Copy each of the records below word for word, reproducing every line in full and in order.

• **INFORMATION GIVEN**:

+--

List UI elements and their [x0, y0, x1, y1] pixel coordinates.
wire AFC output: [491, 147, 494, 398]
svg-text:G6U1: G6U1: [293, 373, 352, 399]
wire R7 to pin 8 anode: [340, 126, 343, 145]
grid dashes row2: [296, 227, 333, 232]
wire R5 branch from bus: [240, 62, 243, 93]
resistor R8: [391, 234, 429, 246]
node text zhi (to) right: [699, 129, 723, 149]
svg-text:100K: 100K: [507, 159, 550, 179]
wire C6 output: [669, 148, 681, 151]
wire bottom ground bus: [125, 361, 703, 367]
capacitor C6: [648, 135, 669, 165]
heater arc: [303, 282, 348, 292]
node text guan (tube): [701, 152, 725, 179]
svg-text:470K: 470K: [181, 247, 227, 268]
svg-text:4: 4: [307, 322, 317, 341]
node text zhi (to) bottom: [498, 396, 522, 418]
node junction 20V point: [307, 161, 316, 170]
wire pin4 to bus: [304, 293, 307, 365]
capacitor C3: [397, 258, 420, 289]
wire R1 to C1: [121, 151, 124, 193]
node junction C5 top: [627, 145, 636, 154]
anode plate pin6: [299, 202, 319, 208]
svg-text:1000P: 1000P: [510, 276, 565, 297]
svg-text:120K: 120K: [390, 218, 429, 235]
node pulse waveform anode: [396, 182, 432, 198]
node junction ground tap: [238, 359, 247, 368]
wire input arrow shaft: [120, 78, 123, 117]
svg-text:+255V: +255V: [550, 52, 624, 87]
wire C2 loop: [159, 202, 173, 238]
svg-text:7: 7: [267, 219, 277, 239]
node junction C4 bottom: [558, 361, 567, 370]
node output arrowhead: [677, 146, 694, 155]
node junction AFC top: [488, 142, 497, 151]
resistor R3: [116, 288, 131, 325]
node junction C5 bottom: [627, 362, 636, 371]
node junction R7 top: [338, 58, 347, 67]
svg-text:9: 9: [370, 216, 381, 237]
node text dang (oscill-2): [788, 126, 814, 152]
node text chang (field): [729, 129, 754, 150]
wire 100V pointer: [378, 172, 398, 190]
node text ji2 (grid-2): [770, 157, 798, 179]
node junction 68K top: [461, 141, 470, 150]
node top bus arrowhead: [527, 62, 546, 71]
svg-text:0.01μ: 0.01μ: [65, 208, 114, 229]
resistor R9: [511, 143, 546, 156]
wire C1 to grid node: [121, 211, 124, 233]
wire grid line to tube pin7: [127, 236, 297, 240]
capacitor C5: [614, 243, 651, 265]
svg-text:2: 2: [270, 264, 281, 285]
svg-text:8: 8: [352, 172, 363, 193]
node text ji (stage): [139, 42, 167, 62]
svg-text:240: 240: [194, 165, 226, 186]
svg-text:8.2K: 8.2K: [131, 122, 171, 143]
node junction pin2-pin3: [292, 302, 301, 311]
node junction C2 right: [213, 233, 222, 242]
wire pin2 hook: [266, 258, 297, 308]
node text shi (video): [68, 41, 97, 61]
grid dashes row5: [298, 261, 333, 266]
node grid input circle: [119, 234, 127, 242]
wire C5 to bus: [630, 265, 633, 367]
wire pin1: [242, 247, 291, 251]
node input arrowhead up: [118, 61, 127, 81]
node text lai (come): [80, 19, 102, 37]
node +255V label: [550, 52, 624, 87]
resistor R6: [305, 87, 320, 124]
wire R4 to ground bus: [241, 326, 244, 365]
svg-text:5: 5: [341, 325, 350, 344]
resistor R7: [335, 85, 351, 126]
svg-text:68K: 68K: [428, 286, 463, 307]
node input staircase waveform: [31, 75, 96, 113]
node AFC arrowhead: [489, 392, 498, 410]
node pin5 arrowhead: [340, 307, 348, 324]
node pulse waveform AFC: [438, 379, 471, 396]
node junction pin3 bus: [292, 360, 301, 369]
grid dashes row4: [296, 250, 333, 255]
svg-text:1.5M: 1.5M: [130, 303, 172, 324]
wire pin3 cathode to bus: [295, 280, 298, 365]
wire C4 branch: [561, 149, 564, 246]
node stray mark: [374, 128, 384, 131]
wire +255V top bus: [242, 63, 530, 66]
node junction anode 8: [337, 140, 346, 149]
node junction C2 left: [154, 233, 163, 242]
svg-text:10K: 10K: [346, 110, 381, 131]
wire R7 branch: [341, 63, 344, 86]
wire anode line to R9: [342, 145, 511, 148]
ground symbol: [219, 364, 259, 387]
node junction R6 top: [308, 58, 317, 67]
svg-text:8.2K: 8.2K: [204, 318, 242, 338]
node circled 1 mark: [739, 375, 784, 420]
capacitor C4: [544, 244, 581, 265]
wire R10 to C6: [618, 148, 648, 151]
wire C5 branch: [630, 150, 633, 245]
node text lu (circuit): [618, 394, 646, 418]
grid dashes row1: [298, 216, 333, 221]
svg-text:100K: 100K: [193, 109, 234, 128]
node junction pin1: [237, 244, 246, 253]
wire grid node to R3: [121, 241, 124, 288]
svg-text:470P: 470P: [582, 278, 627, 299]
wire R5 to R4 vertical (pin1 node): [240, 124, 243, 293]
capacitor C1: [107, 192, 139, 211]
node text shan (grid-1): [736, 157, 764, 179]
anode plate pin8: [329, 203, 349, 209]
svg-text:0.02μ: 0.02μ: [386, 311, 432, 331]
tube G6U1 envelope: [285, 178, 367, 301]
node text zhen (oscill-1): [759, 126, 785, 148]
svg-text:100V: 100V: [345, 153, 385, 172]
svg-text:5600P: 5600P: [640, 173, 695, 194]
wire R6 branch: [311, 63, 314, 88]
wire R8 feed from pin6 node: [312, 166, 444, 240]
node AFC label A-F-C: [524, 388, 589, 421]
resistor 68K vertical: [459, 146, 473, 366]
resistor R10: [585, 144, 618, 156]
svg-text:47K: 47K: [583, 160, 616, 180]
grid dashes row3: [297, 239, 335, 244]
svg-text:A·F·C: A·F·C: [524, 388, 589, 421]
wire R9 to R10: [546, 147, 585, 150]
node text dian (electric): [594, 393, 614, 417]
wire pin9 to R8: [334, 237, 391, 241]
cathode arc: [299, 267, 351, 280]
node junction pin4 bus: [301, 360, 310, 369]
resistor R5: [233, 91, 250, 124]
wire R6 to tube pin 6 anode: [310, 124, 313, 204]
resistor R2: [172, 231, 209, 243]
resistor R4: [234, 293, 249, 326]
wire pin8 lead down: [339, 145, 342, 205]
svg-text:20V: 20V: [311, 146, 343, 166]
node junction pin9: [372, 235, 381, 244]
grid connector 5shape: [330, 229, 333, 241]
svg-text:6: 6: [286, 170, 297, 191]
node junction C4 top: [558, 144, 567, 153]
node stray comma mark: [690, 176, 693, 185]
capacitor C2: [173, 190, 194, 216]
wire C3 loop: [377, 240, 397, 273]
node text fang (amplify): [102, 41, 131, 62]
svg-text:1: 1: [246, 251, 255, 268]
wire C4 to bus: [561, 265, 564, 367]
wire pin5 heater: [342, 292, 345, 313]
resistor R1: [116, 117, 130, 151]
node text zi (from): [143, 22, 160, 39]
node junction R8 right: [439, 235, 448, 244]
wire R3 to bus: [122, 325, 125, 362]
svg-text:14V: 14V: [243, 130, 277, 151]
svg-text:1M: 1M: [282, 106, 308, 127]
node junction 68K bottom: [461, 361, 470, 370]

+--

• **SOLUTION TO THIS EXERCISE**:
List UI elements and their [x0, y0, x1, y1] pixel coordinates.
wire AFC output: [491, 147, 494, 398]
svg-text:G6U1: G6U1: [293, 373, 352, 399]
wire R7 to pin 8 anode: [340, 126, 343, 145]
grid dashes row2: [296, 227, 333, 232]
wire R5 branch from bus: [240, 62, 243, 93]
resistor R8: [391, 234, 429, 246]
node text zhi (to) right: [699, 129, 723, 149]
svg-text:100K: 100K: [507, 159, 550, 179]
wire C6 output: [669, 148, 681, 151]
wire bottom ground bus: [125, 361, 703, 367]
capacitor C6: [648, 135, 669, 165]
heater arc: [303, 282, 348, 292]
node text guan (tube): [701, 152, 725, 179]
svg-text:470K: 470K: [181, 247, 227, 268]
svg-text:4: 4: [307, 322, 317, 341]
node text zhi (to) bottom: [498, 396, 522, 418]
node junction 20V point: [307, 161, 316, 170]
wire pin4 to bus: [304, 293, 307, 365]
capacitor C3: [397, 258, 420, 289]
wire R1 to C1: [121, 151, 124, 193]
node junction C5 top: [627, 145, 636, 154]
anode plate pin6: [299, 202, 319, 208]
svg-text:1000P: 1000P: [510, 276, 565, 297]
svg-text:120K: 120K: [390, 218, 429, 235]
node pulse waveform anode: [396, 182, 432, 198]
node junction ground tap: [238, 359, 247, 368]
wire input arrow shaft: [120, 78, 123, 117]
svg-text:+255V: +255V: [550, 52, 624, 87]
wire C2 loop: [159, 202, 173, 238]
svg-text:7: 7: [267, 219, 277, 239]
node junction C4 bottom: [558, 361, 567, 370]
node output arrowhead: [677, 146, 694, 155]
node junction AFC top: [488, 142, 497, 151]
resistor R3: [116, 288, 131, 325]
node junction C5 bottom: [627, 362, 636, 371]
node junction R7 top: [338, 58, 347, 67]
svg-text:9: 9: [370, 216, 381, 237]
node text dang (oscill-2): [788, 126, 814, 152]
node text chang (field): [729, 129, 754, 150]
wire 100V pointer: [378, 172, 398, 190]
node text ji2 (grid-2): [770, 157, 798, 179]
node junction 68K top: [461, 141, 470, 150]
node top bus arrowhead: [527, 62, 546, 71]
svg-text:0.01μ: 0.01μ: [65, 208, 114, 229]
resistor R9: [511, 143, 546, 156]
wire C1 to grid node: [121, 211, 124, 233]
wire grid line to tube pin7: [127, 236, 297, 240]
capacitor C5: [614, 243, 651, 265]
svg-text:2: 2: [270, 264, 281, 285]
svg-text:8: 8: [352, 172, 363, 193]
node text ji (stage): [139, 42, 167, 62]
svg-text:240: 240: [194, 165, 226, 186]
svg-text:8.2K: 8.2K: [131, 122, 171, 143]
node junction pin2-pin3: [292, 302, 301, 311]
node junction C2 right: [213, 233, 222, 242]
wire pin2 hook: [266, 258, 297, 308]
node text shi (video): [68, 41, 97, 61]
grid dashes row5: [298, 261, 333, 266]
node grid input circle: [119, 234, 127, 242]
wire C5 to bus: [630, 265, 633, 367]
wire pin1: [242, 247, 291, 251]
node input arrowhead up: [118, 61, 127, 81]
node text lai (come): [80, 19, 102, 37]
node +255V label: [550, 52, 624, 87]
resistor R6: [305, 87, 320, 124]
wire R4 to ground bus: [241, 326, 244, 365]
svg-text:5: 5: [341, 325, 350, 344]
resistor R7: [335, 85, 351, 126]
svg-text:68K: 68K: [428, 286, 463, 307]
node input staircase waveform: [31, 75, 96, 113]
node AFC arrowhead: [489, 392, 498, 410]
node pin5 arrowhead: [340, 307, 348, 324]
node pulse waveform AFC: [438, 379, 471, 396]
node junction pin3 bus: [292, 360, 301, 369]
grid dashes row4: [296, 250, 333, 255]
svg-text:1.5M: 1.5M: [130, 303, 172, 324]
wire pin3 cathode to bus: [295, 280, 298, 365]
wire C4 branch: [561, 149, 564, 246]
node stray mark: [374, 128, 384, 131]
wire +255V top bus: [242, 63, 530, 66]
node junction anode 8: [337, 140, 346, 149]
node junction C2 left: [154, 233, 163, 242]
svg-text:10K: 10K: [346, 110, 381, 131]
wire R7 branch: [341, 63, 344, 86]
wire anode line to R9: [342, 145, 511, 148]
ground symbol: [219, 364, 259, 387]
node junction R6 top: [308, 58, 317, 67]
svg-text:8.2K: 8.2K: [204, 318, 242, 338]
node circled 1 mark: [739, 375, 784, 420]
capacitor C4: [544, 244, 581, 265]
wire R10 to C6: [618, 148, 648, 151]
wire C5 branch: [630, 150, 633, 245]
node text lu (circuit): [618, 394, 646, 418]
grid dashes row1: [298, 216, 333, 221]
svg-text:100K: 100K: [193, 109, 234, 128]
node junction pin1: [237, 244, 246, 253]
wire grid node to R3: [121, 241, 124, 288]
svg-text:470P: 470P: [582, 278, 627, 299]
wire R5 to R4 vertical (pin1 node): [240, 124, 243, 293]
capacitor C1: [107, 192, 139, 211]
node text shan (grid-1): [736, 157, 764, 179]
anode plate pin8: [329, 203, 349, 209]
svg-text:0.02μ: 0.02μ: [386, 311, 432, 331]
tube G6U1 envelope: [285, 178, 367, 301]
node text zhen (oscill-1): [759, 126, 785, 148]
svg-text:100V: 100V: [345, 153, 385, 172]
svg-text:5600P: 5600P: [640, 173, 695, 194]
wire R6 branch: [311, 63, 314, 88]
wire R8 feed from pin6 node: [312, 166, 444, 240]
node AFC label A-F-C: [524, 388, 589, 421]
resistor 68K vertical: [459, 146, 473, 366]
resistor R10: [585, 144, 618, 156]
svg-text:47K: 47K: [583, 160, 616, 180]
grid dashes row3: [297, 239, 335, 244]
svg-text:A·F·C: A·F·C: [524, 388, 589, 421]
wire R9 to R10: [546, 147, 585, 150]
node text dian (electric): [594, 393, 614, 417]
wire pin9 to R8: [334, 237, 391, 241]
cathode arc: [299, 267, 351, 280]
node junction pin4 bus: [301, 360, 310, 369]
resistor R5: [233, 91, 250, 124]
wire R6 to tube pin 6 anode: [310, 124, 313, 204]
resistor R2: [172, 231, 209, 243]
resistor R4: [234, 293, 249, 326]
wire pin8 lead down: [339, 145, 342, 205]
svg-text:20V: 20V: [311, 146, 343, 166]
node junction pin9: [372, 235, 381, 244]
grid connector 5shape: [330, 229, 333, 241]
svg-text:6: 6: [286, 170, 297, 191]
node junction C4 top: [558, 144, 567, 153]
node stray comma mark: [690, 176, 693, 185]
capacitor C2: [173, 190, 194, 216]
wire C3 loop: [377, 240, 397, 273]
node text fang (amplify): [102, 41, 131, 62]
svg-text:1: 1: [246, 251, 255, 268]
wire C4 to bus: [561, 265, 564, 367]
wire pin5 heater: [342, 292, 345, 313]
resistor R1: [116, 117, 130, 151]
node text zi (from): [143, 22, 160, 39]
node junction R8 right: [439, 235, 448, 244]
wire R3 to bus: [122, 325, 125, 362]
svg-text:14V: 14V: [243, 130, 277, 151]
svg-text:1M: 1M: [282, 106, 308, 127]
node junction 68K bottom: [461, 361, 470, 370]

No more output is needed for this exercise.